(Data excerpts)
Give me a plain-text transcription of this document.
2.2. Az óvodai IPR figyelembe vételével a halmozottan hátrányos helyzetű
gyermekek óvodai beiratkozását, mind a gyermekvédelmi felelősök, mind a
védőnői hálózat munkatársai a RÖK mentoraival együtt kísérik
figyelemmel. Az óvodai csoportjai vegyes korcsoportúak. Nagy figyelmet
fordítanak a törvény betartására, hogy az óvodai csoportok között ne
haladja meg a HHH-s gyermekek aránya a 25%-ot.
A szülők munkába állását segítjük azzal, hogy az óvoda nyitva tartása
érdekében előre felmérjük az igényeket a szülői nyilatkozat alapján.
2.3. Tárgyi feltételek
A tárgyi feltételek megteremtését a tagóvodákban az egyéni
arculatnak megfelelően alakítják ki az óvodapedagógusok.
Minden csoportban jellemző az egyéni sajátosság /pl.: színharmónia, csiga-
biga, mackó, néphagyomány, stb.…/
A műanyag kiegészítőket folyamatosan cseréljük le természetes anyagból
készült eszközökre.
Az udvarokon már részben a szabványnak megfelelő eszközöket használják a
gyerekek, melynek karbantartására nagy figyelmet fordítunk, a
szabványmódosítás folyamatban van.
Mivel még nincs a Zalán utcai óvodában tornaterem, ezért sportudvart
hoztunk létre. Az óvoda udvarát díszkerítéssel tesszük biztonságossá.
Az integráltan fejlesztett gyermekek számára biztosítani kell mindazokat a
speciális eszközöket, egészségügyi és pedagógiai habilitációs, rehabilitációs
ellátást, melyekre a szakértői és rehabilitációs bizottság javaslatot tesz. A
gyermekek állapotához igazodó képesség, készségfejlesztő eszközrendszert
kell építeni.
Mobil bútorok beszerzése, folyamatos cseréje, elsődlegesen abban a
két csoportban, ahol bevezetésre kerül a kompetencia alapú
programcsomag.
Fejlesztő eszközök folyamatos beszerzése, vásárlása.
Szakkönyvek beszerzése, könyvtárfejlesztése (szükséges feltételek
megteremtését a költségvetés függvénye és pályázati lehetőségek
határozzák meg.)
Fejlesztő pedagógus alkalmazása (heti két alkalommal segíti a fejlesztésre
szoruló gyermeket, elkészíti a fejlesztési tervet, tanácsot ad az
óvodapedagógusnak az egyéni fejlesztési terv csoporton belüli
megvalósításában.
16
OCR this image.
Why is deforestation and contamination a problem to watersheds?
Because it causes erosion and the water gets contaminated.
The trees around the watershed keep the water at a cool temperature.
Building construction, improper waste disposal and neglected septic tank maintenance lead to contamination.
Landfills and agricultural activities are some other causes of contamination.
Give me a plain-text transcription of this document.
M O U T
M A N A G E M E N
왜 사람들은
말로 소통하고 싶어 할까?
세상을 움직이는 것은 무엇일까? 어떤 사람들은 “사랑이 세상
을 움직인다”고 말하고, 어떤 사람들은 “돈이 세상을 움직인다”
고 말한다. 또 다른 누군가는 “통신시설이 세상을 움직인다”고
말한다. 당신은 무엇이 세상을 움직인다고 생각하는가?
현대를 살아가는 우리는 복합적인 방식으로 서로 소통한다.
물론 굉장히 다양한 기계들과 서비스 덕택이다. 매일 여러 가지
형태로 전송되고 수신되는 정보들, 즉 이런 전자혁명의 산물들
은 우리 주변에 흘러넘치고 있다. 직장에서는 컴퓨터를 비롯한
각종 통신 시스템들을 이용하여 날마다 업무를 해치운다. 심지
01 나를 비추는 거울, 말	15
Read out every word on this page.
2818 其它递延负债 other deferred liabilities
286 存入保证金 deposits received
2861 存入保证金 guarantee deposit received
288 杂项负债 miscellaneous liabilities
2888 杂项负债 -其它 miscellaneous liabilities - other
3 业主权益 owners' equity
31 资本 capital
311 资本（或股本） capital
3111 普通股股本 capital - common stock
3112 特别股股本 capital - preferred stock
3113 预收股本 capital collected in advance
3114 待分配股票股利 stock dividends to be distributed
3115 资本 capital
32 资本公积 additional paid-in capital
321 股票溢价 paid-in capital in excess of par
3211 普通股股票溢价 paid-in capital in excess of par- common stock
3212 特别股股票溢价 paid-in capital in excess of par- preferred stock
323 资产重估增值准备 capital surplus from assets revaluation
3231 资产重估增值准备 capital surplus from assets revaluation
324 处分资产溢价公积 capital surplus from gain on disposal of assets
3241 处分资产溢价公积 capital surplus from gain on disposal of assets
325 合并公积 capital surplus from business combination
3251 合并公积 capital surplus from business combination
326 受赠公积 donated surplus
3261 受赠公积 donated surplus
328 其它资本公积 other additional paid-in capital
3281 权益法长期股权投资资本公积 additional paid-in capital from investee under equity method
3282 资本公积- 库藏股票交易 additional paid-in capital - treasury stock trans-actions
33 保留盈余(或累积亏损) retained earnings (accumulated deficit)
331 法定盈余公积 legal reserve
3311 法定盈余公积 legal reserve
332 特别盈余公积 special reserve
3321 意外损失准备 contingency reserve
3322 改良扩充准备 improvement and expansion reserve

§ Required work
Pull out every line from the one with "Read out every word on this page." to the end of the listing, and output only those.

§ Result
Read out every word on this page.
2818 其它递延负债 other deferred liabilities
286 存入保证金 deposits received
2861 存入保证金 guarantee deposit received
288 杂项负债 miscellaneous liabilities
2888 杂项负债 -其它 miscellaneous liabilities - other
3 业主权益 owners' equity
31 资本 capital
311 资本（或股本） capital
3111 普通股股本 capital - common stock
3112 特别股股本 capital - preferred stock
3113 预收股本 capital collected in advance
3114 待分配股票股利 stock dividends to be distributed
3115 资本 capital
32 资本公积 additional paid-in capital
321 股票溢价 paid-in capital in excess of par
3211 普通股股票溢价 paid-in capital in excess of par- common stock
3212 特别股股票溢价 paid-in capital in excess of par- preferred stock
323 资产重估增值准备 capital surplus from assets revaluation
3231 资产重估增值准备 capital surplus from assets revaluation
324 处分资产溢价公积 capital surplus from gain on disposal of assets
3241 处分资产溢价公积 capital surplus from gain on disposal of assets
325 合并公积 capital surplus from business combination
3251 合并公积 capital surplus from business combination
326 受赠公积 donated surplus
3261 受赠公积 donated surplus
328 其它资本公积 other additional paid-in capital
3281 权益法长期股权投资资本公积 additional paid-in capital from investee under equity method
3282 资本公积- 库藏股票交易 additional paid-in capital - treasury stock trans-actions
33 保留盈余(或累积亏损) retained earnings (accumulated deficit)
331 法定盈余公积 legal reserve
3311 法定盈余公积 legal reserve
332 特别盈余公积 special reserve
3321 意外损失准备 contingency reserve
3322 改良扩充准备 improvement and expansion reserve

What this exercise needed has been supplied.